REQUIRED TASK:
Go through the listing below and gather every line with the word "fields".

BEGIN MATERIAL FOR THE TASK

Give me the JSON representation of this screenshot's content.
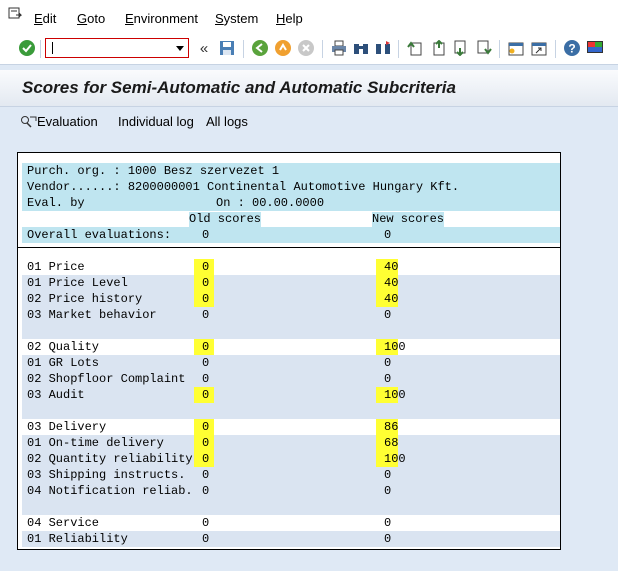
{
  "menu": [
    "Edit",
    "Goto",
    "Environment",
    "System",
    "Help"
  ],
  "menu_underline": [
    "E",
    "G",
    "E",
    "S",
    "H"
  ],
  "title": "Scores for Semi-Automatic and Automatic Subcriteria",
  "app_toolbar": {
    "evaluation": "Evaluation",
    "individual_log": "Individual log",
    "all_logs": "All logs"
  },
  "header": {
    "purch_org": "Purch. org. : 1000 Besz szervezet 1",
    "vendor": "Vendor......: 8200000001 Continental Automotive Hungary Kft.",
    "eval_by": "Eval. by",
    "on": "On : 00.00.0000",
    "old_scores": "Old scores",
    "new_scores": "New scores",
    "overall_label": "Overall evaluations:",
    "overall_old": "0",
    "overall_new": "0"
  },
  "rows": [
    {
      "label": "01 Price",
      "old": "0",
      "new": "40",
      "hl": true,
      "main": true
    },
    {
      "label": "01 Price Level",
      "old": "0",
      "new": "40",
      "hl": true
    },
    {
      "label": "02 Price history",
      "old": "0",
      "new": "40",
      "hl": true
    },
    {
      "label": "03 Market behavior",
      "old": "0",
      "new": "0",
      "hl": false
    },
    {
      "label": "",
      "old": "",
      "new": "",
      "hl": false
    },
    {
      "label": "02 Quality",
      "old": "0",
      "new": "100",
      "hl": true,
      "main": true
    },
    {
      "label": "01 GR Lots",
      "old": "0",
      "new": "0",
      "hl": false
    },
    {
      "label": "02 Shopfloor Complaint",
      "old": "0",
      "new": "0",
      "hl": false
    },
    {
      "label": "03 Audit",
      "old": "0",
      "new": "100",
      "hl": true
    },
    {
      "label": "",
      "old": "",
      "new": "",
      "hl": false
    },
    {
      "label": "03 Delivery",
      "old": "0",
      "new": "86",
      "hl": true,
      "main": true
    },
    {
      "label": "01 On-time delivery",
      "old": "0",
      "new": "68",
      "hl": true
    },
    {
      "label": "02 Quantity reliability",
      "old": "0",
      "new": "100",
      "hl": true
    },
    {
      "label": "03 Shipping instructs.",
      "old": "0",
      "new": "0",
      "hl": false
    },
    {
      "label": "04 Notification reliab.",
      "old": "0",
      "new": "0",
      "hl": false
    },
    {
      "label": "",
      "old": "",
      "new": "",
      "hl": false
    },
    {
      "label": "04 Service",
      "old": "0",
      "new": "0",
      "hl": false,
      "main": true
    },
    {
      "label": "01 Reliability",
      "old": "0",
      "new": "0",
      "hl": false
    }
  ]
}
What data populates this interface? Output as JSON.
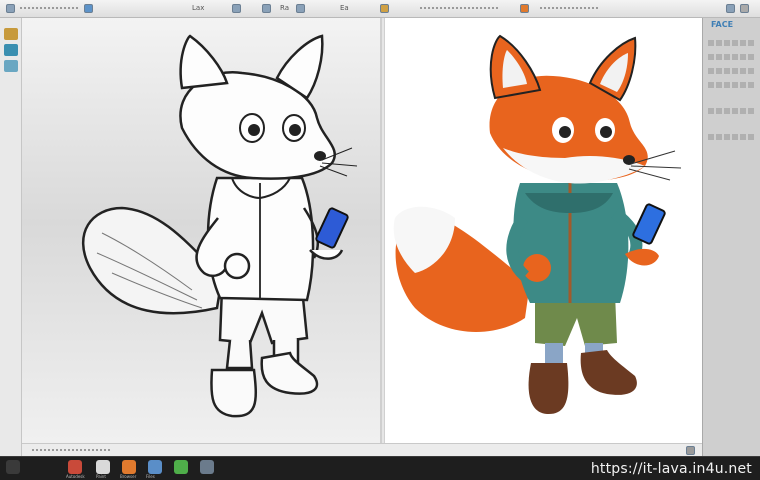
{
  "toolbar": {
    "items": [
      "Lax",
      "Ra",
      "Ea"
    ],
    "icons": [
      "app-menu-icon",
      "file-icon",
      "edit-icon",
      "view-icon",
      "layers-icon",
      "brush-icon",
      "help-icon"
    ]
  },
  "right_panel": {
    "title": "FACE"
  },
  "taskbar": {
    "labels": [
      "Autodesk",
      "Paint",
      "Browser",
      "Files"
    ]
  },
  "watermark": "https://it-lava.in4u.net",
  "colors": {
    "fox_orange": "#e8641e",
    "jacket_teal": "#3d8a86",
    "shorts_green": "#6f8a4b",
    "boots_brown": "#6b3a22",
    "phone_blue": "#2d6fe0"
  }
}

END MATERIAL FOR THE TASK
BEGIN MATERIAL FOR THE TASK

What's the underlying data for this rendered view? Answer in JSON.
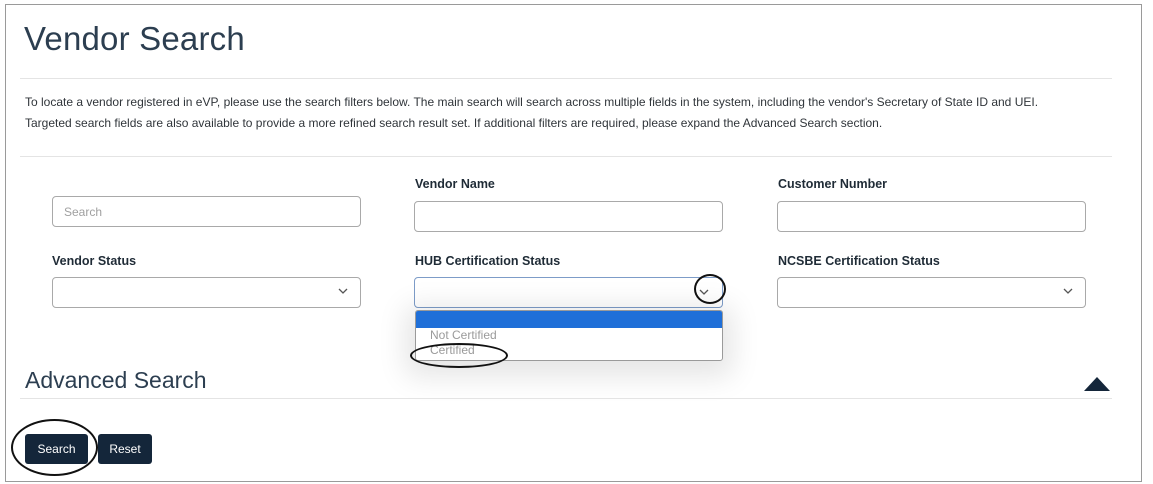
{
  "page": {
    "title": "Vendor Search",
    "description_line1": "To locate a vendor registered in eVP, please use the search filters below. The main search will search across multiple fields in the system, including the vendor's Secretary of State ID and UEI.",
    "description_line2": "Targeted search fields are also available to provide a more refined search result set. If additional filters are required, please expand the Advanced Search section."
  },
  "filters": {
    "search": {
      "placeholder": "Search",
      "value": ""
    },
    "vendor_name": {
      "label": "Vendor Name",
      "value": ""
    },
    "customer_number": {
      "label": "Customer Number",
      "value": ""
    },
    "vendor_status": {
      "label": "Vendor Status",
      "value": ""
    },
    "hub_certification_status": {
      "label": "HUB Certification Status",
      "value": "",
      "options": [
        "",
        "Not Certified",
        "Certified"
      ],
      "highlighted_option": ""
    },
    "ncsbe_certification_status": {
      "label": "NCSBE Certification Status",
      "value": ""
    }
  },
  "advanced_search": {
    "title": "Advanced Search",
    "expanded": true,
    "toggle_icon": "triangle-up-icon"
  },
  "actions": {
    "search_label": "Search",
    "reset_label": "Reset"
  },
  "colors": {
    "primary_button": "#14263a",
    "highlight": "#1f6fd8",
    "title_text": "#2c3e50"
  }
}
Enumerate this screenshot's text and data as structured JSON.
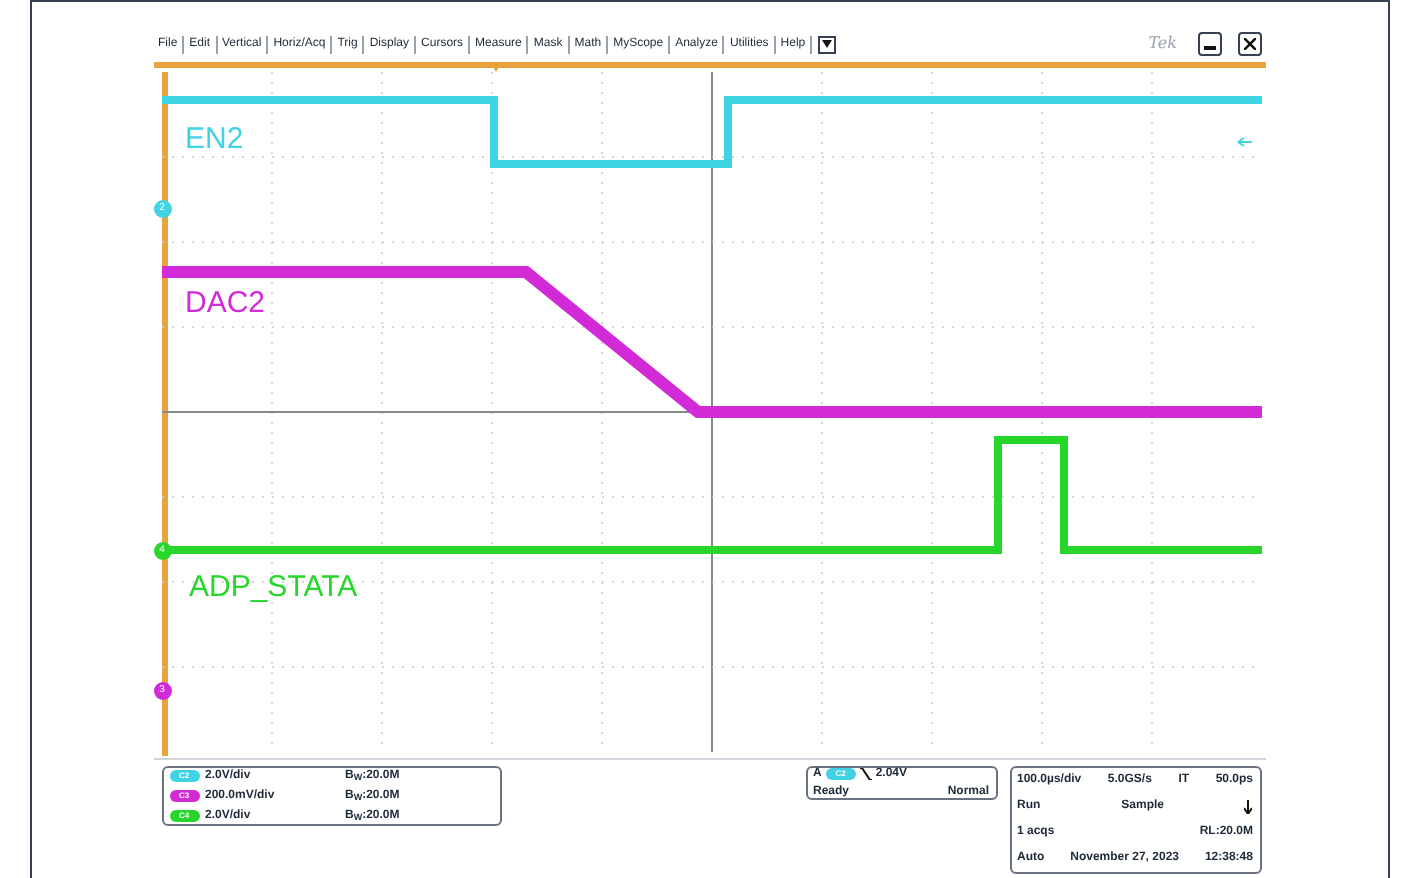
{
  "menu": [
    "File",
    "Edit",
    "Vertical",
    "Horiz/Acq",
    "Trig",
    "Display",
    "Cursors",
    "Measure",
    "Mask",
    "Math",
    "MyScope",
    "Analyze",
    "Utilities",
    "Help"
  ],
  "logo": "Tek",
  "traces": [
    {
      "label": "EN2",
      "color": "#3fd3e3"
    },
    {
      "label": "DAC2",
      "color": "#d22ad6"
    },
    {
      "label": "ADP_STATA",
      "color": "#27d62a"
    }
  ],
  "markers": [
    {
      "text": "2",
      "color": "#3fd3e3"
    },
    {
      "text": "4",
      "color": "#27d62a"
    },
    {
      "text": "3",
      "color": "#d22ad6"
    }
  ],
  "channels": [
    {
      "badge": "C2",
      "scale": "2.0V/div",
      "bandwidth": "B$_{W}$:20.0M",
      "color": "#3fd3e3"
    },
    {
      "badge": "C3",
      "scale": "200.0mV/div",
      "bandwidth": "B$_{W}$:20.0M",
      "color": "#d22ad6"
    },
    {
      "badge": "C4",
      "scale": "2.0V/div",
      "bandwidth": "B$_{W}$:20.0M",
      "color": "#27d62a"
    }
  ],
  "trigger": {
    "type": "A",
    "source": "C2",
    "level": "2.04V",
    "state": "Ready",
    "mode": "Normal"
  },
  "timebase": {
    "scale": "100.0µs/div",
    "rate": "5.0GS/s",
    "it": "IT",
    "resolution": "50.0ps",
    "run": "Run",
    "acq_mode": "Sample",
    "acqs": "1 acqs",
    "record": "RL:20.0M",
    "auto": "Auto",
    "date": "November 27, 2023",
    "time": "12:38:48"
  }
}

END MATERIAL FOR THE TASK
BEGIN MATERIAL FOR THE TASK

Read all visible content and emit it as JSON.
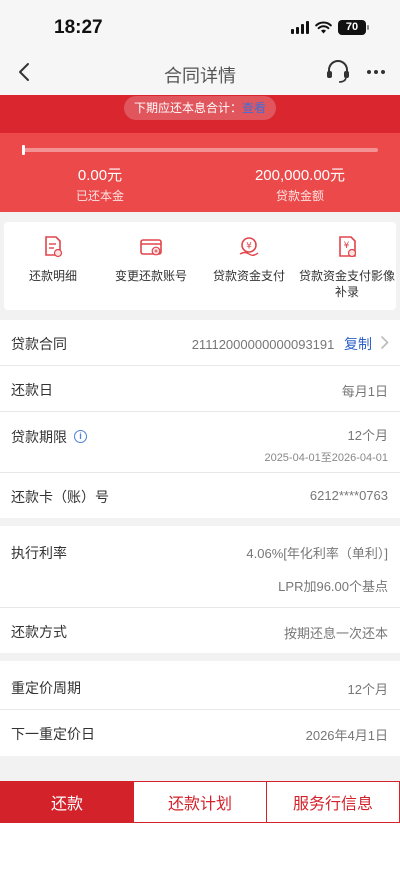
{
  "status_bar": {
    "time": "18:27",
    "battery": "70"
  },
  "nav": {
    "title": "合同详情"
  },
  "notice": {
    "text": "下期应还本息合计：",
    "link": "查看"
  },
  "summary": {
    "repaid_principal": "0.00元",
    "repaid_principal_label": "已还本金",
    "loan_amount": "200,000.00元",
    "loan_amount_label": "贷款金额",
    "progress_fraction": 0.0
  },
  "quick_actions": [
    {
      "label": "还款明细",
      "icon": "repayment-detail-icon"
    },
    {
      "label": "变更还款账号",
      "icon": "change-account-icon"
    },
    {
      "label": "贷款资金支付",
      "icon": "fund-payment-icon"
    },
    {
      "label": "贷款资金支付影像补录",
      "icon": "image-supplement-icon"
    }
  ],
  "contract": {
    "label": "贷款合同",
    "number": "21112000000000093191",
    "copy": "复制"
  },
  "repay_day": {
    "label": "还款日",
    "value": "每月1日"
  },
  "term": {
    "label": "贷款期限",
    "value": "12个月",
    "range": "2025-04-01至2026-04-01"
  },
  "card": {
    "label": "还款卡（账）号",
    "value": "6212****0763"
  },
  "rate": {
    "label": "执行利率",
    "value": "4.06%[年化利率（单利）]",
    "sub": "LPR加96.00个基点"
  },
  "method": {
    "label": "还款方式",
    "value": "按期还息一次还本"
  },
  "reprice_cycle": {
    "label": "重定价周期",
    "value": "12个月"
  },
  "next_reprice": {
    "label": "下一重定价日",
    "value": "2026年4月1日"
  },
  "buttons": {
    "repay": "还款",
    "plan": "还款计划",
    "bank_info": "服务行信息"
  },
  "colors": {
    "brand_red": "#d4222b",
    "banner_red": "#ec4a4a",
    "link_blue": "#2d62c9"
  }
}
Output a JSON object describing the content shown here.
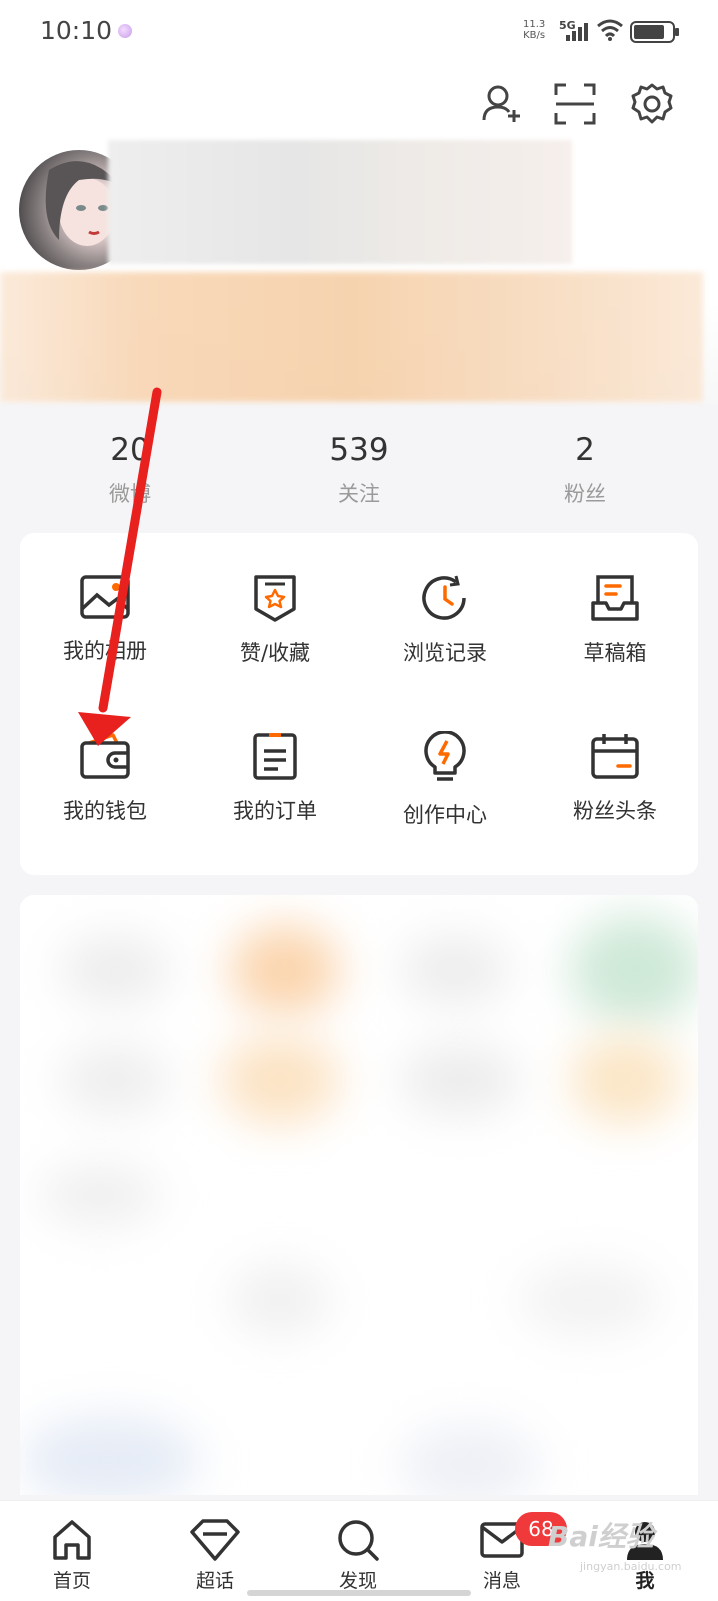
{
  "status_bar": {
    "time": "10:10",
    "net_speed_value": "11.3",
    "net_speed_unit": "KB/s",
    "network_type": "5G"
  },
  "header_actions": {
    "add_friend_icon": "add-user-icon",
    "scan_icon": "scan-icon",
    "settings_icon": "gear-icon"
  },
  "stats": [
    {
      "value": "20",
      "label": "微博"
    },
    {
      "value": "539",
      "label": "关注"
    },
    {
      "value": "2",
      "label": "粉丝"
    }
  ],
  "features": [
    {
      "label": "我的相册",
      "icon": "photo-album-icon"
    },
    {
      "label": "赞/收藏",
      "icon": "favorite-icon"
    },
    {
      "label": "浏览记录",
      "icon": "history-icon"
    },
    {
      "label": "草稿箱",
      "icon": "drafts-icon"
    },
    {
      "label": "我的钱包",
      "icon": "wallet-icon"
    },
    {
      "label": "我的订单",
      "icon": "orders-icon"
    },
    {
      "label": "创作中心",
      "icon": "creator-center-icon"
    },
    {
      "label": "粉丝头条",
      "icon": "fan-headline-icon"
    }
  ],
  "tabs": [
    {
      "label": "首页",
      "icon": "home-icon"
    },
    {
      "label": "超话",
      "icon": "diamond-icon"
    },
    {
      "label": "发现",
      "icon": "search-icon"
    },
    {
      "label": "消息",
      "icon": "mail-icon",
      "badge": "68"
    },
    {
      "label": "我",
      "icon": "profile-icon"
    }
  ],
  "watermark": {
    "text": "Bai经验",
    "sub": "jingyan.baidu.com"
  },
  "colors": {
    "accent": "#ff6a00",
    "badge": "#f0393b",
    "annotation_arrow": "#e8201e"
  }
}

END MATERIAL FOR THE TASK

FULL ANSWER:
    "description_line1": "To locate a vendor registered in eVP, please use the search filters below. The main search will search across multiple fields in the system, including the vendor's Secretary of State ID and UEI.",
    "description_line2": "Targeted search fields are also available to provide a more refined search result set. If additional filters are required, please expand the Advanced Search section."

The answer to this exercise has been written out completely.